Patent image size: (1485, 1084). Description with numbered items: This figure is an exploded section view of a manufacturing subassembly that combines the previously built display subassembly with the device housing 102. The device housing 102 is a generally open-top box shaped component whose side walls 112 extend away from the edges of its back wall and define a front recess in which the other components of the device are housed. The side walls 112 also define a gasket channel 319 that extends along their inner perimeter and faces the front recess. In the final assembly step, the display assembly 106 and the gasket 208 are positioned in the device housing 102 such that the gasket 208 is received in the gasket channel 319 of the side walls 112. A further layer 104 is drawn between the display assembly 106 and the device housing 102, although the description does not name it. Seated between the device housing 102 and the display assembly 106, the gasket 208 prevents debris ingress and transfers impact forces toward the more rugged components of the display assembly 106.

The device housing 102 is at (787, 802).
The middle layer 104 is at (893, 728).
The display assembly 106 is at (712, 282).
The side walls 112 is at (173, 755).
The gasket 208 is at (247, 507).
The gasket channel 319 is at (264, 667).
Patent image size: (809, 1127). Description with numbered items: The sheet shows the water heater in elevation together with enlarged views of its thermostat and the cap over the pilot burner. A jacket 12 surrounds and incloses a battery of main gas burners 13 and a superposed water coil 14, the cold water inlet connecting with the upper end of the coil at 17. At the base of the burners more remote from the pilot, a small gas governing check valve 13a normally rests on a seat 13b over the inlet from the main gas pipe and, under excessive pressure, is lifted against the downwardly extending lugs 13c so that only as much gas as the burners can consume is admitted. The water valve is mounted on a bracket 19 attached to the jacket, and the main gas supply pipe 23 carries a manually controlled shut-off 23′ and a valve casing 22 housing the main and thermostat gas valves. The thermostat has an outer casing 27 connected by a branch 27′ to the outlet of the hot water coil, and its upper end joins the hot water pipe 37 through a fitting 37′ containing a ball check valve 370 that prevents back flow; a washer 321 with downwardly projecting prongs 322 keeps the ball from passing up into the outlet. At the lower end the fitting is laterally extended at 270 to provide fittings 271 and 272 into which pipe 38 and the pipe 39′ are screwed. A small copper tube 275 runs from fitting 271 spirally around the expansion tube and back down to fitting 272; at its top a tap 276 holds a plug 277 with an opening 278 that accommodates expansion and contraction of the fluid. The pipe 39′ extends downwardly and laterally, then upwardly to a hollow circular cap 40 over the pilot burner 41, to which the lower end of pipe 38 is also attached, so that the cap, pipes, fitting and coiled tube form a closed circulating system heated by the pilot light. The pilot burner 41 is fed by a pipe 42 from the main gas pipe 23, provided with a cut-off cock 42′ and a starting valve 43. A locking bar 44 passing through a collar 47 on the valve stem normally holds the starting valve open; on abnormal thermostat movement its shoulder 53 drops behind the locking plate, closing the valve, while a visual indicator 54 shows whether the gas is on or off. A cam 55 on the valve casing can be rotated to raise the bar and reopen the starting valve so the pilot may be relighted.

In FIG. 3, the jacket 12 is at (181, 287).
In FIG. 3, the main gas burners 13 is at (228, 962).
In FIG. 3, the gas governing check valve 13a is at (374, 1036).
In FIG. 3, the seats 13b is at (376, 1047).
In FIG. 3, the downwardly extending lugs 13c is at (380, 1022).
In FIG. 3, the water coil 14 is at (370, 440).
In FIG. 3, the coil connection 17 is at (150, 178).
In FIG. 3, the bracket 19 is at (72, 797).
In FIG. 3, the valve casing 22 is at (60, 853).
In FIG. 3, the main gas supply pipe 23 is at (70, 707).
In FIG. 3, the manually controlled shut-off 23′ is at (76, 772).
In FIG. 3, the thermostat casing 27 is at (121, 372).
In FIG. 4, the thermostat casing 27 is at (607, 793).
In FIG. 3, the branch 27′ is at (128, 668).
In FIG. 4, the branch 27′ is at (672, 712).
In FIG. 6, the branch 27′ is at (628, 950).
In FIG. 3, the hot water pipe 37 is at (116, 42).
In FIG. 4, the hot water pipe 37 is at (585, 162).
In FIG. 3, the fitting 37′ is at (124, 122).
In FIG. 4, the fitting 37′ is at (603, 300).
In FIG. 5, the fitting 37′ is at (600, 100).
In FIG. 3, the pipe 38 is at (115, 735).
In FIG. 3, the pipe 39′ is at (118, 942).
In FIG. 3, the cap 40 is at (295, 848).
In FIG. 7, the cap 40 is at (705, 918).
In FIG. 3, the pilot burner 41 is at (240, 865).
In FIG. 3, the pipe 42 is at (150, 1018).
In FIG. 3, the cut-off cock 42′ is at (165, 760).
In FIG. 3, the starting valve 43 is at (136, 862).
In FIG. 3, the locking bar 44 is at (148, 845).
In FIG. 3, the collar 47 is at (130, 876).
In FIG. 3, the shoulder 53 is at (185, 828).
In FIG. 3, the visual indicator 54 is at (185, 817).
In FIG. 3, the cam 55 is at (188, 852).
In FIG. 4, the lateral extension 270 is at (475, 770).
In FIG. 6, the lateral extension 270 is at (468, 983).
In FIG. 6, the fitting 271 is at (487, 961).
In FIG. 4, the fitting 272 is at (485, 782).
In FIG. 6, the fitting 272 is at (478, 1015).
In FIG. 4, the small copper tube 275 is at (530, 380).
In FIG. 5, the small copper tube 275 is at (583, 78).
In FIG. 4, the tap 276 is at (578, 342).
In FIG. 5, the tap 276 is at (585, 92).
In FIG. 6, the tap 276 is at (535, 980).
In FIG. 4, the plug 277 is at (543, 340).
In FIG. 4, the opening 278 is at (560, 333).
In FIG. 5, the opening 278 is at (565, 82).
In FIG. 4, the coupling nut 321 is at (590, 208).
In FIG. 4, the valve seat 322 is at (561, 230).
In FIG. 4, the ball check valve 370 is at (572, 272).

_ _ _ _

AIM OF THE EXERCISE
Reproduce all of the material above word for word, keeping every line in its original order.

SOLUTION FOR THIS PROBLEM
Patent image size: (1485, 1084). Description with numbered items: This figure is an exploded section view of a manufacturing subassembly that combines the previously built display subassembly with the device housing 102. The device housing 102 is a generally open-top box shaped component whose side walls 112 extend away from the edges of its back wall and define a front recess in which the other components of the device are housed. The side walls 112 also define a gasket channel 319 that extends along their inner perimeter and faces the front recess. In the final assembly step, the display assembly 106 and the gasket 208 are positioned in the device housing 102 such that the gasket 208 is received in the gasket channel 319 of the side walls 112. A further layer 104 is drawn between the display assembly 106 and the device housing 102, although the description does not name it. Seated between the device housing 102 and the display assembly 106, the gasket 208 prevents debris ingress and transfers impact forces toward the more rugged components of the display assembly 106.

The device housing 102 is at (787, 802).
The middle layer 104 is at (893, 728).
The display assembly 106 is at (712, 282).
The side walls 112 is at (173, 755).
The gasket 208 is at (247, 507).
The gasket channel 319 is at (264, 667).
Patent image size: (809, 1127). Description with numbered items: The sheet shows the water heater in elevation together with enlarged views of its thermostat and the cap over the pilot burner. A jacket 12 surrounds and incloses a battery of main gas burners 13 and a superposed water coil 14, the cold water inlet connecting with the upper end of the coil at 17. At the base of the burners more remote from the pilot, a small gas governing check valve 13a normally rests on a seat 13b over the inlet from the main gas pipe and, under excessive pressure, is lifted against the downwardly extending lugs 13c so that only as much gas as the burners can consume is admitted. The water valve is mounted on a bracket 19 attached to the jacket, and the main gas supply pipe 23 carries a manually controlled shut-off 23′ and a valve casing 22 housing the main and thermostat gas valves. The thermostat has an outer casing 27 connected by a branch 27′ to the outlet of the hot water coil, and its upper end joins the hot water pipe 37 through a fitting 37′ containing a ball check valve 370 that prevents back flow; a washer 321 with downwardly projecting prongs 322 keeps the ball from passing up into the outlet. At the lower end the fitting is laterally extended at 270 to provide fittings 271 and 272 into which pipe 38 and the pipe 39′ are screwed. A small copper tube 275 runs from fitting 271 spirally around the expansion tube and back down to fitting 272; at its top a tap 276 holds a plug 277 with an opening 278 that accommodates expansion and contraction of the fluid. The pipe 39′ extends downwardly and laterally, then upwardly to a hollow circular cap 40 over the pilot burner 41, to which the lower end of pipe 38 is also attached, so that the cap, pipes, fitting and coiled tube form a closed circulating system heated by the pilot light. The pilot burner 41 is fed by a pipe 42 from the main gas pipe 23, provided with a cut-off cock 42′ and a starting valve 43. A locking bar 44 passing through a collar 47 on the valve stem normally holds the starting valve open; on abnormal thermostat movement its shoulder 53 drops behind the locking plate, closing the valve, while a visual indicator 54 shows whether the gas is on or off. A cam 55 on the valve casing can be rotated to raise the bar and reopen the starting valve so the pilot may be relighted.

In FIG. 3, the jacket 12 is at (181, 287).
In FIG. 3, the main gas burners 13 is at (228, 962).
In FIG. 3, the gas governing check valve 13a is at (374, 1036).
In FIG. 3, the seats 13b is at (376, 1047).
In FIG. 3, the downwardly extending lugs 13c is at (380, 1022).
In FIG. 3, the water coil 14 is at (370, 440).
In FIG. 3, the coil connection 17 is at (150, 178).
In FIG. 3, the bracket 19 is at (72, 797).
In FIG. 3, the valve casing 22 is at (60, 853).
In FIG. 3, the main gas supply pipe 23 is at (70, 707).
In FIG. 3, the manually controlled shut-off 23′ is at (76, 772).
In FIG. 3, the thermostat casing 27 is at (121, 372).
In FIG. 4, the thermostat casing 27 is at (607, 793).
In FIG. 3, the branch 27′ is at (128, 668).
In FIG. 4, the branch 27′ is at (672, 712).
In FIG. 6, the branch 27′ is at (628, 950).
In FIG. 3, the hot water pipe 37 is at (116, 42).
In FIG. 4, the hot water pipe 37 is at (585, 162).
In FIG. 3, the fitting 37′ is at (124, 122).
In FIG. 4, the fitting 37′ is at (603, 300).
In FIG. 5, the fitting 37′ is at (600, 100).
In FIG. 3, the pipe 38 is at (115, 735).
In FIG. 3, the pipe 39′ is at (118, 942).
In FIG. 3, the cap 40 is at (295, 848).
In FIG. 7, the cap 40 is at (705, 918).
In FIG. 3, the pilot burner 41 is at (240, 865).
In FIG. 3, the pipe 42 is at (150, 1018).
In FIG. 3, the cut-off cock 42′ is at (165, 760).
In FIG. 3, the starting valve 43 is at (136, 862).
In FIG. 3, the locking bar 44 is at (148, 845).
In FIG. 3, the collar 47 is at (130, 876).
In FIG. 3, the shoulder 53 is at (185, 828).
In FIG. 3, the visual indicator 54 is at (185, 817).
In FIG. 3, the cam 55 is at (188, 852).
In FIG. 4, the lateral extension 270 is at (475, 770).
In FIG. 6, the lateral extension 270 is at (468, 983).
In FIG. 6, the fitting 271 is at (487, 961).
In FIG. 4, the fitting 272 is at (485, 782).
In FIG. 6, the fitting 272 is at (478, 1015).
In FIG. 4, the small copper tube 275 is at (530, 380).
In FIG. 5, the small copper tube 275 is at (583, 78).
In FIG. 4, the tap 276 is at (578, 342).
In FIG. 5, the tap 276 is at (585, 92).
In FIG. 6, the tap 276 is at (535, 980).
In FIG. 4, the plug 277 is at (543, 340).
In FIG. 4, the opening 278 is at (560, 333).
In FIG. 5, the opening 278 is at (565, 82).
In FIG. 4, the coupling nut 321 is at (590, 208).
In FIG. 4, the valve seat 322 is at (561, 230).
In FIG. 4, the ball check valve 370 is at (572, 272).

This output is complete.